Search the material for "первой" and show all lines that contain it.

** start MATERIAL TO PROCESS **

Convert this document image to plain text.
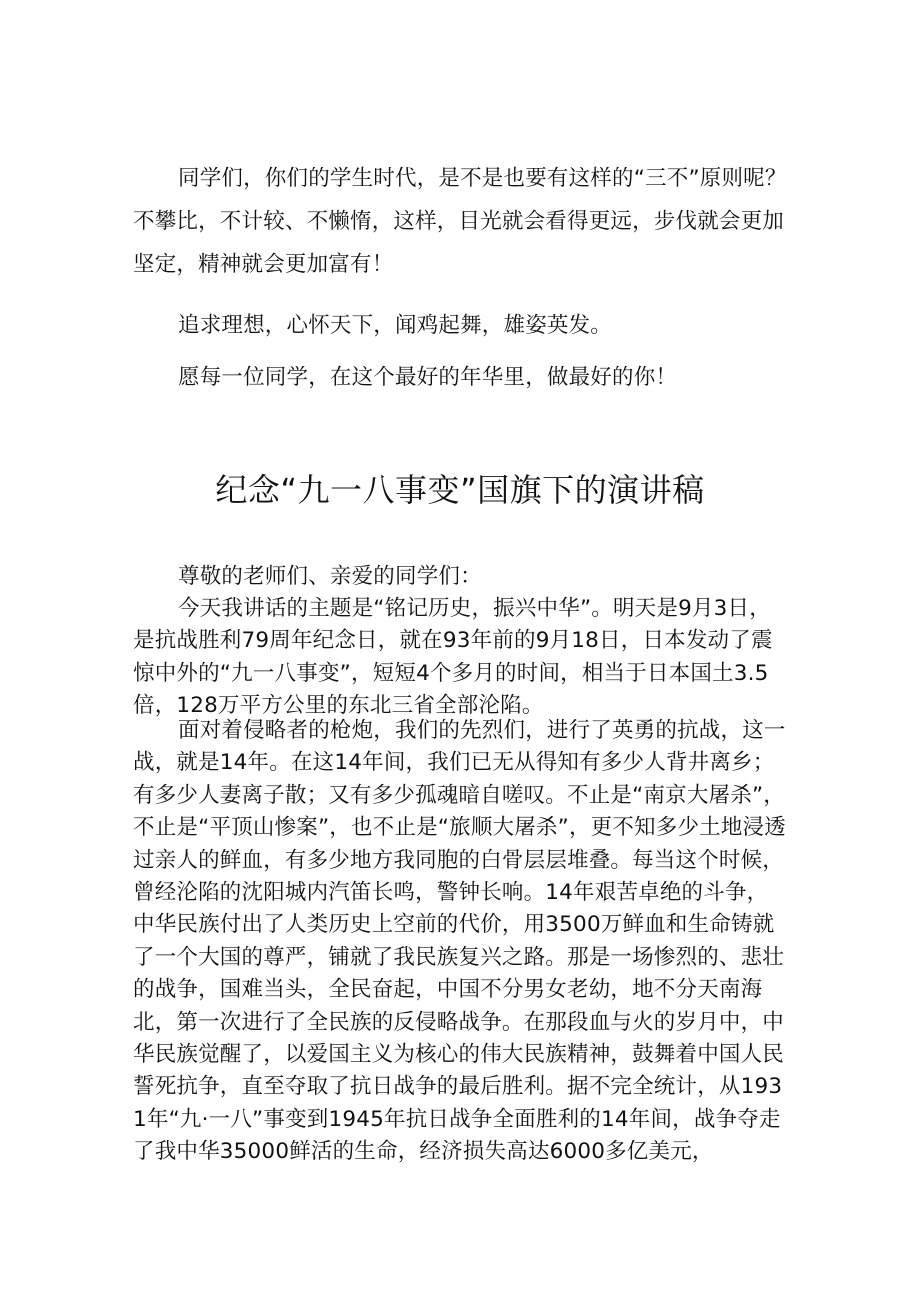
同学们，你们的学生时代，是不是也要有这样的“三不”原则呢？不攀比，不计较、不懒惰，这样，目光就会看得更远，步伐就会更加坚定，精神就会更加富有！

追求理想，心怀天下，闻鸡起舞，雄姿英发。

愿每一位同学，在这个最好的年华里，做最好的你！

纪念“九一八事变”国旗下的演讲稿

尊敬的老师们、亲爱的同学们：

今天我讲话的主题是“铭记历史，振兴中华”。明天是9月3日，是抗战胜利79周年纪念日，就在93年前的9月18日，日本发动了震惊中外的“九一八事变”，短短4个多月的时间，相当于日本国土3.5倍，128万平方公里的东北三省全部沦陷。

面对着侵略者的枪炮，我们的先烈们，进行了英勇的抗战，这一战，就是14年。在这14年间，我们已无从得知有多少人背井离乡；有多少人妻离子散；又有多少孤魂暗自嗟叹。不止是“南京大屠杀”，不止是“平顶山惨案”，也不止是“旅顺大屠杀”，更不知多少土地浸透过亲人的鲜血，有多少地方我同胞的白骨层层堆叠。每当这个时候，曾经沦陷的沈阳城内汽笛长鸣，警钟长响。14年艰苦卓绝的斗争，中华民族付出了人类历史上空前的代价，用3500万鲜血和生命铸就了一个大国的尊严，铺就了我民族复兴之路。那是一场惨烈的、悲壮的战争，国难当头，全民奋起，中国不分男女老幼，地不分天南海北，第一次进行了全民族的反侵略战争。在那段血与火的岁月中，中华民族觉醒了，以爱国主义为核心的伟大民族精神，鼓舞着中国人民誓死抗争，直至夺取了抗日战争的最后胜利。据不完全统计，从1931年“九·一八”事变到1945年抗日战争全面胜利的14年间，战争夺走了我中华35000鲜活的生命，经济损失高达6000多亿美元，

** end MATERIAL TO PROCESS **
** start MATERIAL TO PROCESS **

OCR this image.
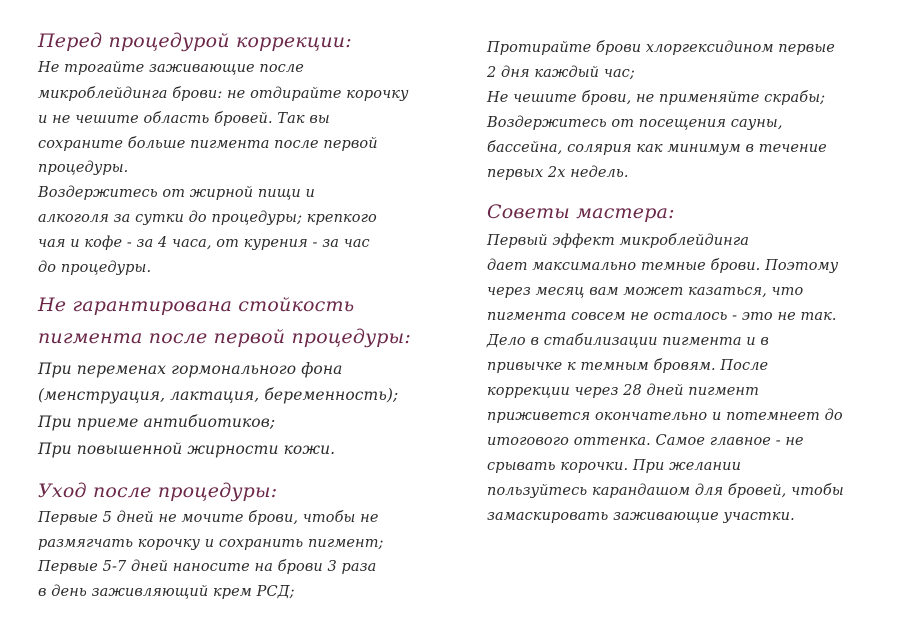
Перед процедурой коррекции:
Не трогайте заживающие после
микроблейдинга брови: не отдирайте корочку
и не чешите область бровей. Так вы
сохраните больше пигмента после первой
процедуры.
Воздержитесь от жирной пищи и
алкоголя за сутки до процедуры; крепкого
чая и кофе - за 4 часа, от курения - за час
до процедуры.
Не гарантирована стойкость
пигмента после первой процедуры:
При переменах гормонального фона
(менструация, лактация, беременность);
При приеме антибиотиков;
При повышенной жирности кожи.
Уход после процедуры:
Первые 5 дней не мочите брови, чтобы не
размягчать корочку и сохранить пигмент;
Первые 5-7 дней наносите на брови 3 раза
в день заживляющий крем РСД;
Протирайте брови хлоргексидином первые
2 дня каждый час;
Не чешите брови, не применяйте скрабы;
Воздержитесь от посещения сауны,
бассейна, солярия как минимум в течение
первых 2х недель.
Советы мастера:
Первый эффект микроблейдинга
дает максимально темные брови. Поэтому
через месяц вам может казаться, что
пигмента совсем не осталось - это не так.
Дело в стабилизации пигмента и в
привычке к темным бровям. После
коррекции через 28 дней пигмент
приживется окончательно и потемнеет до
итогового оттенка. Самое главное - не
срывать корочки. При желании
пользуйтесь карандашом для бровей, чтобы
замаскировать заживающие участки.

** end MATERIAL TO PROCESS **

• SOLUTION FOR THIS EXERCISE
сохраните больше пигмента после первой
пигмента после первой процедуры:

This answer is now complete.